● Task statement: Give the number of lines that include the word "Malaysia", and nothing else.
begin Records for the task
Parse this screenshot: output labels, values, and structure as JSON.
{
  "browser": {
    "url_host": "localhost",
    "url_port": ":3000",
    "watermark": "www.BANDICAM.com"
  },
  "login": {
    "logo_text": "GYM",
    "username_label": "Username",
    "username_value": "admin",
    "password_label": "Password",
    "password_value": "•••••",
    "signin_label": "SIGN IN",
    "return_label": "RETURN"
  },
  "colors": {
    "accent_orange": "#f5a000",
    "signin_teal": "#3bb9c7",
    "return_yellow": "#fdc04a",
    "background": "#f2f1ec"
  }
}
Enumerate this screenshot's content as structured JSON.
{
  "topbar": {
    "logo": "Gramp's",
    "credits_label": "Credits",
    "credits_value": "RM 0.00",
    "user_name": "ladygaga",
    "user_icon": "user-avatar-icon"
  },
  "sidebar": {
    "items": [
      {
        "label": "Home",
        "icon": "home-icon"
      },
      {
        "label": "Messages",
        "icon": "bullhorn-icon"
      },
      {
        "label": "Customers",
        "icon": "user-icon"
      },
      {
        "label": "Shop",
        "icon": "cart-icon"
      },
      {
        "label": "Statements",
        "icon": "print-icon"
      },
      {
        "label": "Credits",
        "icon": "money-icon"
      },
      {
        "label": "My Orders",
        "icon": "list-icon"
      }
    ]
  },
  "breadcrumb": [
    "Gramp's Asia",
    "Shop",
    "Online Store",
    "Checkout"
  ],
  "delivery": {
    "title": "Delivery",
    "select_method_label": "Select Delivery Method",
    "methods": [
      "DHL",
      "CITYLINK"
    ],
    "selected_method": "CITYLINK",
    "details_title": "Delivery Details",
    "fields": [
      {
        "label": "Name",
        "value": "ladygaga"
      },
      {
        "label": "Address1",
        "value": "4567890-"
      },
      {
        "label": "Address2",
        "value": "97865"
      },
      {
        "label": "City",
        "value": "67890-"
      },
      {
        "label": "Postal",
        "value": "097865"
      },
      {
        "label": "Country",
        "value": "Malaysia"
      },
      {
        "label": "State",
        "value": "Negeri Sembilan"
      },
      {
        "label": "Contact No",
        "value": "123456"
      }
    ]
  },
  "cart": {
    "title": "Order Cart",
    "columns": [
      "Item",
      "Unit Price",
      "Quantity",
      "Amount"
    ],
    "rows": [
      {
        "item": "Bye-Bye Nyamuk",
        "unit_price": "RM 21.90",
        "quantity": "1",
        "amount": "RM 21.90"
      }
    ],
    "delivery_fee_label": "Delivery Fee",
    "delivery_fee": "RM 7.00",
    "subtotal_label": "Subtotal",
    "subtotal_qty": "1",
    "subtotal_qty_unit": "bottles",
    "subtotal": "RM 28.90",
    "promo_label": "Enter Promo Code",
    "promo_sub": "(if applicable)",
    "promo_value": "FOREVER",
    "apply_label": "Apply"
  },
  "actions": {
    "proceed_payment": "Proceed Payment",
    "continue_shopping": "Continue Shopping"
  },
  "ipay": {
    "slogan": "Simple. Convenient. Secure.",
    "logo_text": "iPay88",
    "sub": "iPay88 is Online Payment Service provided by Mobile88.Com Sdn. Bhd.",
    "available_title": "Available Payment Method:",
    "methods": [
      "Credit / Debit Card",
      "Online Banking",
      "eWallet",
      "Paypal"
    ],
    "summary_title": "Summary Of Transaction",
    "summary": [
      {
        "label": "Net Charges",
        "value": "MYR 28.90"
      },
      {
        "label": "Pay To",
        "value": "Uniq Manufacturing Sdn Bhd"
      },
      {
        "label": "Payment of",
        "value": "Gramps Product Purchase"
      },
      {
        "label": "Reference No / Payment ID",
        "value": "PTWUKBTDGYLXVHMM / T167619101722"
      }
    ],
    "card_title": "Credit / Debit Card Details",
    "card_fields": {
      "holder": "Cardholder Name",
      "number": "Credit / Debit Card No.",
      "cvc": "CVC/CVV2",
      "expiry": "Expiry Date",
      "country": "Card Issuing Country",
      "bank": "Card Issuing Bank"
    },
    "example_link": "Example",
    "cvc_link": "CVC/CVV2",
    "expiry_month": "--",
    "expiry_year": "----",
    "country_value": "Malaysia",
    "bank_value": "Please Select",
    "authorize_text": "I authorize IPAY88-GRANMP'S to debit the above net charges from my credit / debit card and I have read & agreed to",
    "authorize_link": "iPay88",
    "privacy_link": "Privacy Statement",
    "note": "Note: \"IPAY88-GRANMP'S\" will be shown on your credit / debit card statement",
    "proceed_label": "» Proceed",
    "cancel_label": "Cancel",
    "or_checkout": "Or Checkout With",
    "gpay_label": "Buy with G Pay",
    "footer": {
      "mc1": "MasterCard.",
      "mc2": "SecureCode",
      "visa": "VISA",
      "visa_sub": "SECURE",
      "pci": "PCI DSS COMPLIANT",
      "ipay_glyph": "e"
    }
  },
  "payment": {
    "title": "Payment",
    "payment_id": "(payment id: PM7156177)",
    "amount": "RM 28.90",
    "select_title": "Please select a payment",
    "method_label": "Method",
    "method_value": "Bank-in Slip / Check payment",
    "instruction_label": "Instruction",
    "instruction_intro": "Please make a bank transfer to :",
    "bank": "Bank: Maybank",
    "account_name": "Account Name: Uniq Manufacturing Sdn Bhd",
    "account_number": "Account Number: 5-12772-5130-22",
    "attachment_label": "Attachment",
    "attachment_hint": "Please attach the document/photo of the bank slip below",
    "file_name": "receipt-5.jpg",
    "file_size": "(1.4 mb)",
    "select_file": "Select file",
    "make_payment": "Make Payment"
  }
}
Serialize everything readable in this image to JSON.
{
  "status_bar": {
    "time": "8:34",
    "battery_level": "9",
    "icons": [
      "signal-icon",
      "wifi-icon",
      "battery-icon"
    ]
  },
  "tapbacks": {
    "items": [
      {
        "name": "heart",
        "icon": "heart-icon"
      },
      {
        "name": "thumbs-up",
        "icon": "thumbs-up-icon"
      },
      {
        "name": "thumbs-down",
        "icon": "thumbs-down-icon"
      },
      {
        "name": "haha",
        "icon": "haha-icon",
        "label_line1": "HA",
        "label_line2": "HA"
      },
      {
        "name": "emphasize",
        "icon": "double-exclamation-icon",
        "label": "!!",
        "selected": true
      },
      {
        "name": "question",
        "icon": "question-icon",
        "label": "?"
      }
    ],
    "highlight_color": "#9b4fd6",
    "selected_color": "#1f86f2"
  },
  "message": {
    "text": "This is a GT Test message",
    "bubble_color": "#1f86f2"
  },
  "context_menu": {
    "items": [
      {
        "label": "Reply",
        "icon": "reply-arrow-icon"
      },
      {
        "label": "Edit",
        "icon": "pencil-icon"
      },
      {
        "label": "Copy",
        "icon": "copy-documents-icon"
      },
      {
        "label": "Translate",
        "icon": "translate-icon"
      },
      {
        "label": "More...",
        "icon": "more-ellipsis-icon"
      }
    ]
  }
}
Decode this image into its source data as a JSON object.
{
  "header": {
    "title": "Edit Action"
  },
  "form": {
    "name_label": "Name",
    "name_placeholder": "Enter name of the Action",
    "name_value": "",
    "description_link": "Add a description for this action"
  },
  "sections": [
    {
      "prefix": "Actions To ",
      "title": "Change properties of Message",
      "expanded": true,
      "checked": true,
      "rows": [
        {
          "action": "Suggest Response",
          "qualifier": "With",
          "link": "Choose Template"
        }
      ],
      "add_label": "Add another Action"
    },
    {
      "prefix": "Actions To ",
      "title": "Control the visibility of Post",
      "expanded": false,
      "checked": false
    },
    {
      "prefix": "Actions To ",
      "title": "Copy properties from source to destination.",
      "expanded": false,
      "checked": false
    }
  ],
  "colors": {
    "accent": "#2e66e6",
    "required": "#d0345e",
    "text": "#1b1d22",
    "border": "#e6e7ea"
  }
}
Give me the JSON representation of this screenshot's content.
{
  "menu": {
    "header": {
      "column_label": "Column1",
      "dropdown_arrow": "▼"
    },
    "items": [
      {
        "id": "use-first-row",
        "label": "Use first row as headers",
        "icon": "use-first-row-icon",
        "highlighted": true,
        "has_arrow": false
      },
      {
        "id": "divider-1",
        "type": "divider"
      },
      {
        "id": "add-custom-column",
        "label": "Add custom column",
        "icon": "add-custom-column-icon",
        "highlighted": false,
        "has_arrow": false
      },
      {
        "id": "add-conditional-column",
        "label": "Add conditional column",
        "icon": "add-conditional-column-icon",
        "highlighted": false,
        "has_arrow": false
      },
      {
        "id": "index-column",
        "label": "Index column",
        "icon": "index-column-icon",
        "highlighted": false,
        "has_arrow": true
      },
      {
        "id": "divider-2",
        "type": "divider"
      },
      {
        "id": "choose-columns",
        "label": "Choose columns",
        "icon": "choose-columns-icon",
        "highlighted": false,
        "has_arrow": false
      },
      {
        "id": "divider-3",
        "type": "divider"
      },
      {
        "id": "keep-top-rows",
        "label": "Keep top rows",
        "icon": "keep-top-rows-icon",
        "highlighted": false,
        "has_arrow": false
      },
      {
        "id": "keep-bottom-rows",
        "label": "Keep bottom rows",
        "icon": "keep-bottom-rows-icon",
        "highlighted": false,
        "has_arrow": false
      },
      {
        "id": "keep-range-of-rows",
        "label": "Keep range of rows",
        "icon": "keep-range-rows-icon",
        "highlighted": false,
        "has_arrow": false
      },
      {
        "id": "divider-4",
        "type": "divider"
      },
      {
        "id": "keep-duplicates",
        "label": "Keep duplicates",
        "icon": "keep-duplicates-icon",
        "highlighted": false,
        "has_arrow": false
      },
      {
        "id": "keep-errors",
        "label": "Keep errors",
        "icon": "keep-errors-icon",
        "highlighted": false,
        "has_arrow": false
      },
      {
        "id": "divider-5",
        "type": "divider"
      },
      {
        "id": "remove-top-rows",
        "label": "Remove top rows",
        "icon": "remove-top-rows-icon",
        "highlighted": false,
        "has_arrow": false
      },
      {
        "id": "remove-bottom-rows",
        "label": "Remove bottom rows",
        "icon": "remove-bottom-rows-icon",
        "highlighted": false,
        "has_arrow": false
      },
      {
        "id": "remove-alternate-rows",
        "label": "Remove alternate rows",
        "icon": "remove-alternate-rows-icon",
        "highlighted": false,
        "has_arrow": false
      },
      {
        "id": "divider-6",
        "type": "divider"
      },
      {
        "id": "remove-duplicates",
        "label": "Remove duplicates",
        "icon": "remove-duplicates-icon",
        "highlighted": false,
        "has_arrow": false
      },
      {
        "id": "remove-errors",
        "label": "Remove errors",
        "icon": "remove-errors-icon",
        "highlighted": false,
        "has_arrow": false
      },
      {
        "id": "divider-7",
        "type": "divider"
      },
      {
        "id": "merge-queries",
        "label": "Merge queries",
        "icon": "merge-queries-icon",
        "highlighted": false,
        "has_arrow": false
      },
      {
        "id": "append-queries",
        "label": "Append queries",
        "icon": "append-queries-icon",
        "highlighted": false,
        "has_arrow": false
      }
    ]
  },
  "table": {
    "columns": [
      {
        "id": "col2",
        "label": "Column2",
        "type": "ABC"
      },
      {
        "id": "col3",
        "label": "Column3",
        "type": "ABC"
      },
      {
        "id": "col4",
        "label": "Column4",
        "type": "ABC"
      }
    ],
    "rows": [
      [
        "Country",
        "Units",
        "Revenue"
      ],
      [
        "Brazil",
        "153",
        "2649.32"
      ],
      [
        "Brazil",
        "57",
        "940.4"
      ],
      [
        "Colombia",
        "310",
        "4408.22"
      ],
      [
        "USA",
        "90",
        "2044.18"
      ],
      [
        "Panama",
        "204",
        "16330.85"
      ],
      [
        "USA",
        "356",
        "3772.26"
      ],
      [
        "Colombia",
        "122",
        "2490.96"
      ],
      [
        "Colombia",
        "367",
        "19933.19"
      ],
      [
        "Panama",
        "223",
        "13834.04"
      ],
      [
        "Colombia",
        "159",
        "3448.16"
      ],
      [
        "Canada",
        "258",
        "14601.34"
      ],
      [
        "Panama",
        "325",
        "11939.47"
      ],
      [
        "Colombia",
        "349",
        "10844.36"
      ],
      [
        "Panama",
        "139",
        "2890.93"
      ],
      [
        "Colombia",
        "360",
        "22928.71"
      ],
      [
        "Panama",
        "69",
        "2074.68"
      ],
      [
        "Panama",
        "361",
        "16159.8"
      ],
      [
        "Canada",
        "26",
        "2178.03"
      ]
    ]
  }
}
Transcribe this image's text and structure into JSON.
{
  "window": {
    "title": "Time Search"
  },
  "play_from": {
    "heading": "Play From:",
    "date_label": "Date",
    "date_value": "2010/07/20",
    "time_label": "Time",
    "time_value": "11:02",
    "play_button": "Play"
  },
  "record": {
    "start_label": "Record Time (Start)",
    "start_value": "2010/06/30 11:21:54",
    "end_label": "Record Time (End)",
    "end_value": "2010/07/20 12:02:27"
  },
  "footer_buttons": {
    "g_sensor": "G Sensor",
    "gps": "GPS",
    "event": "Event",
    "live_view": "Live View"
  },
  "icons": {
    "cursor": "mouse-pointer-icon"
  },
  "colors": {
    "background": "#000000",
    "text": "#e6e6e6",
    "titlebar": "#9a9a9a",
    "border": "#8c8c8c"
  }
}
end Records for the task
● Written response: 2